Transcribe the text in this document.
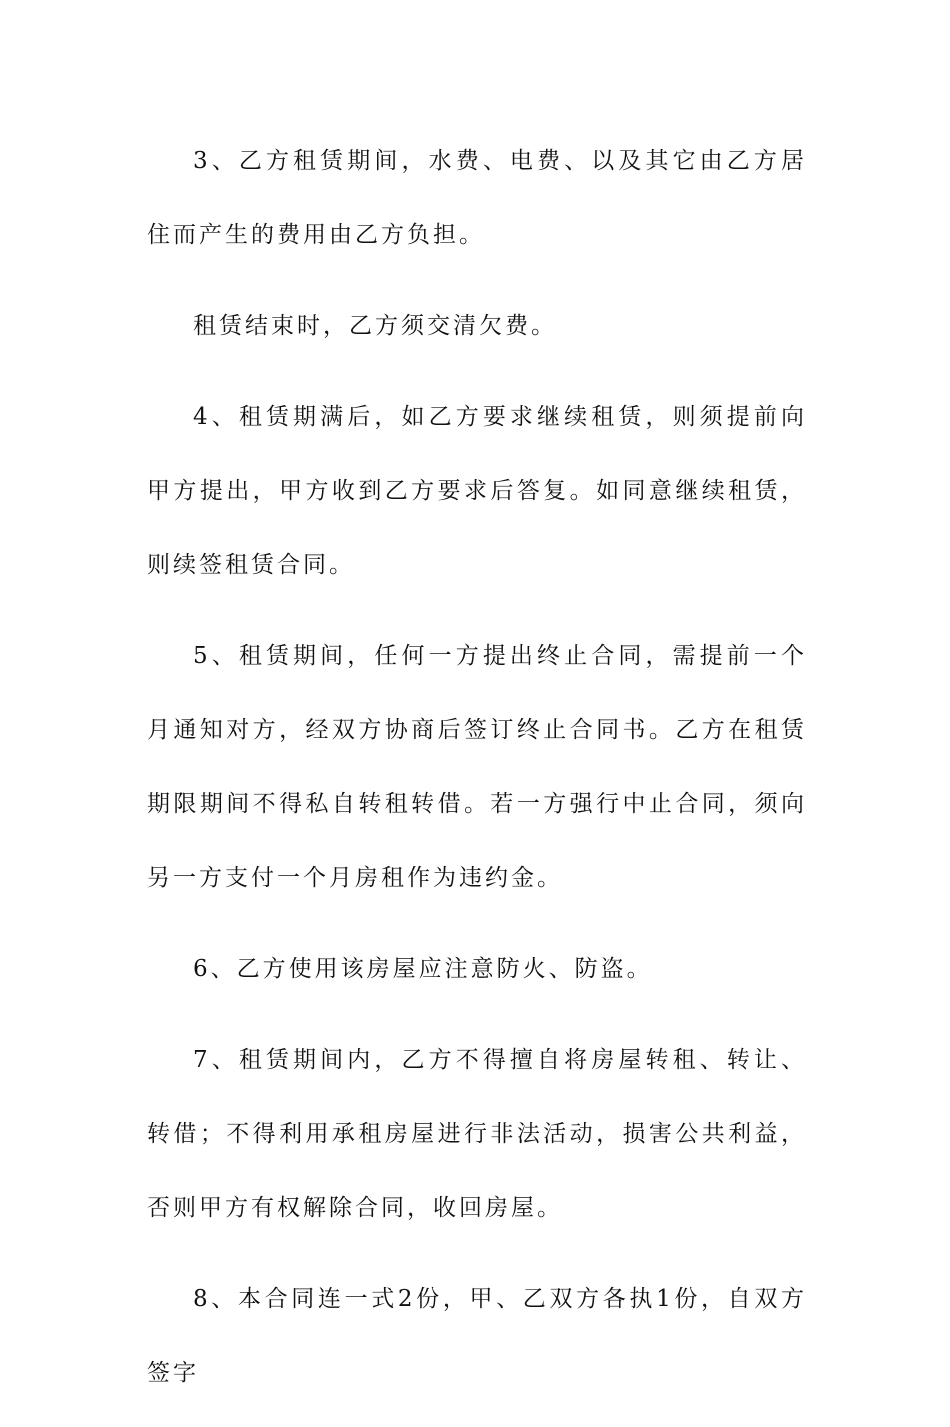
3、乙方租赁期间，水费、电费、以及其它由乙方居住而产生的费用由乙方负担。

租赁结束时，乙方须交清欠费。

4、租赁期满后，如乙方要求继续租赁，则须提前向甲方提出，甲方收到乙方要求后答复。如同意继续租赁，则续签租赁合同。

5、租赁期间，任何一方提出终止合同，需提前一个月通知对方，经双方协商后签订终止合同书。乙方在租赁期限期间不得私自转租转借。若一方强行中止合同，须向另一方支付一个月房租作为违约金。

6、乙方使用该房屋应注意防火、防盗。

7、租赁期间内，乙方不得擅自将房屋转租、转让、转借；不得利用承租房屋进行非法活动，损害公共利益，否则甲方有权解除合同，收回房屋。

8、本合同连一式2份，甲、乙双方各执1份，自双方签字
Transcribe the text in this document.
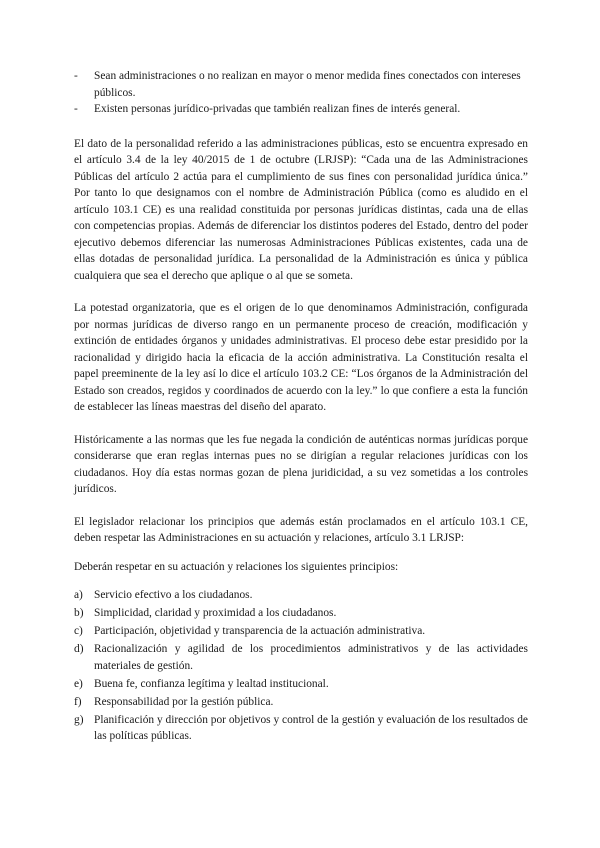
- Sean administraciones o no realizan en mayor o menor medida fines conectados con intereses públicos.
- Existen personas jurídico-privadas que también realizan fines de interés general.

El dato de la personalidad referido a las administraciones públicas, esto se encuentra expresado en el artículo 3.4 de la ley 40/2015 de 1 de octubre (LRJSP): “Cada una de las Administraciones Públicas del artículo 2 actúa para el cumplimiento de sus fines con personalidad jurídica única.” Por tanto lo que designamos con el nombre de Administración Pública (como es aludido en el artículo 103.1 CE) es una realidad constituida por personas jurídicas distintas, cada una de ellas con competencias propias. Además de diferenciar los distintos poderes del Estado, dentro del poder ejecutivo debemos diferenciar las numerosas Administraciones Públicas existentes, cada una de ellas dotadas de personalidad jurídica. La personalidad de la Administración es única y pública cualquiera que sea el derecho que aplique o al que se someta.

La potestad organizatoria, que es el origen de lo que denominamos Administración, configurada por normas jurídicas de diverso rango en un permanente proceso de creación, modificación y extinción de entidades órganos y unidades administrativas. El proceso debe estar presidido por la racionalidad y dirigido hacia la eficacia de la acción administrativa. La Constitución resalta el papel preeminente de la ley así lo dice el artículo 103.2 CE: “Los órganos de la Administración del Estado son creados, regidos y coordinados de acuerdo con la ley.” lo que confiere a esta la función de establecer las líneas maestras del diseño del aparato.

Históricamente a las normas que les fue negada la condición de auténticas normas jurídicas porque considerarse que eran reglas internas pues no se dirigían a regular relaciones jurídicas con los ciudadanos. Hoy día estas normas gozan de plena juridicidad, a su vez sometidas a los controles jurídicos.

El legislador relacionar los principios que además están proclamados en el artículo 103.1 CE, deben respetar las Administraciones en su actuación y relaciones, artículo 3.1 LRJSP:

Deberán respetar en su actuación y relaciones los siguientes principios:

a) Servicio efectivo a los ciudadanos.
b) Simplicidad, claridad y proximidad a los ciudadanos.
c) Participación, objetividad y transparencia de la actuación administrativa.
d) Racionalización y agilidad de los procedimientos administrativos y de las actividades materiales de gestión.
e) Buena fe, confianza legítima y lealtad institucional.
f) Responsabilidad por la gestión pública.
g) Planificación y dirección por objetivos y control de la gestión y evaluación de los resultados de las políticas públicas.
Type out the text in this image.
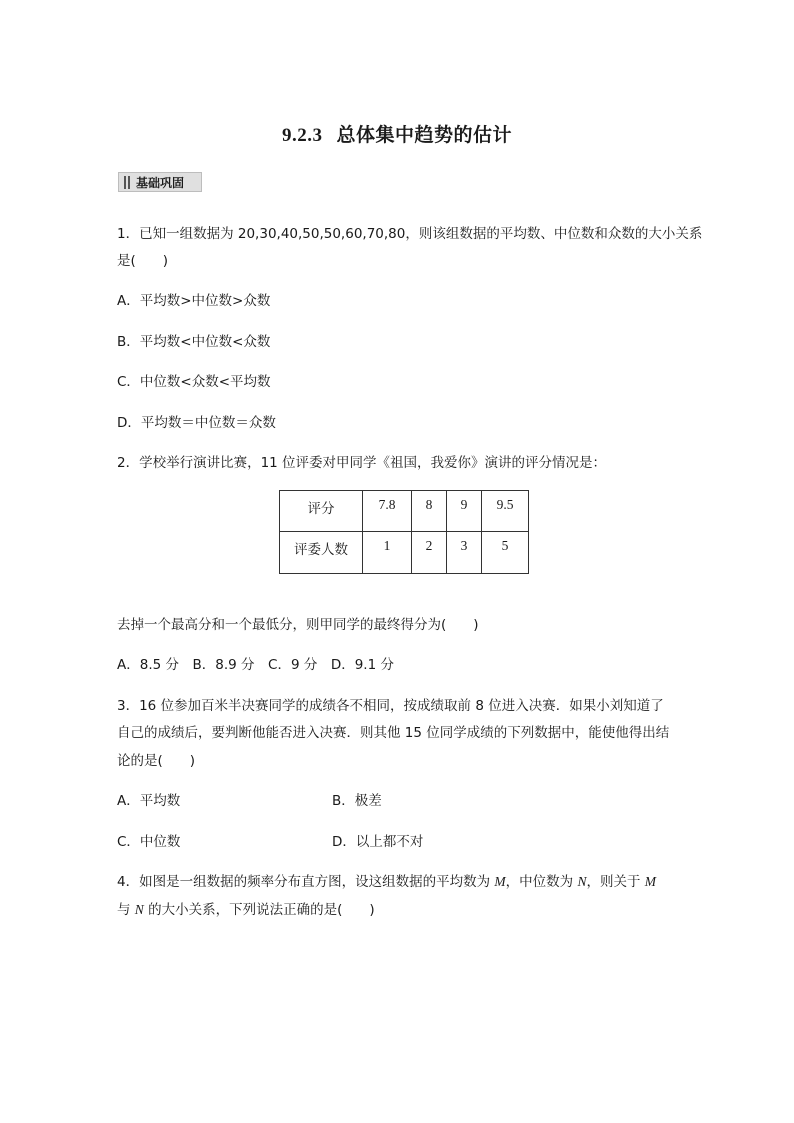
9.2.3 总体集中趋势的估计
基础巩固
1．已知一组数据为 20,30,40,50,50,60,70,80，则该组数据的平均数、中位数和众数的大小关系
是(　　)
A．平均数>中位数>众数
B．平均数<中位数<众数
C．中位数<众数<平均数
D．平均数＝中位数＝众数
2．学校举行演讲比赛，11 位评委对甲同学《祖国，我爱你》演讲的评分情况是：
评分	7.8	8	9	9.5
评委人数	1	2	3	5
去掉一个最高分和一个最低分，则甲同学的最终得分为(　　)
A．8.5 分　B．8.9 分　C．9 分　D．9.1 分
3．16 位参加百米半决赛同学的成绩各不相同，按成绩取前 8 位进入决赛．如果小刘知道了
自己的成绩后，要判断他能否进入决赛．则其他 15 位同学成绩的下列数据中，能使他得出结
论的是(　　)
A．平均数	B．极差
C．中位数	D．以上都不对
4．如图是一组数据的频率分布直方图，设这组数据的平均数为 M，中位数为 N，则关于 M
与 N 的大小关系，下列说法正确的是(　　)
________
**GIVEN PROBLEM:** Set down exactly, from the line that contains "Type out the text in this image." through the last line of the data, each line as it stands, and leave the pictures out.

**RESPONSE TO THIS TASK:**
Type out the text in this image.
9.2.3 总体集中趋势的估计
基础巩固
1．已知一组数据为 20,30,40,50,50,60,70,80，则该组数据的平均数、中位数和众数的大小关系
是(　　)
A．平均数>中位数>众数
B．平均数<中位数<众数
C．中位数<众数<平均数
D．平均数＝中位数＝众数
2．学校举行演讲比赛，11 位评委对甲同学《祖国，我爱你》演讲的评分情况是：
评分	7.8	8	9	9.5
评委人数	1	2	3	5
去掉一个最高分和一个最低分，则甲同学的最终得分为(　　)
A．8.5 分　B．8.9 分　C．9 分　D．9.1 分
3．16 位参加百米半决赛同学的成绩各不相同，按成绩取前 8 位进入决赛．如果小刘知道了
自己的成绩后，要判断他能否进入决赛．则其他 15 位同学成绩的下列数据中，能使他得出结
论的是(　　)
A．平均数	B．极差
C．中位数	D．以上都不对
4．如图是一组数据的频率分布直方图，设这组数据的平均数为 M，中位数为 N，则关于 M
与 N 的大小关系，下列说法正确的是(　　)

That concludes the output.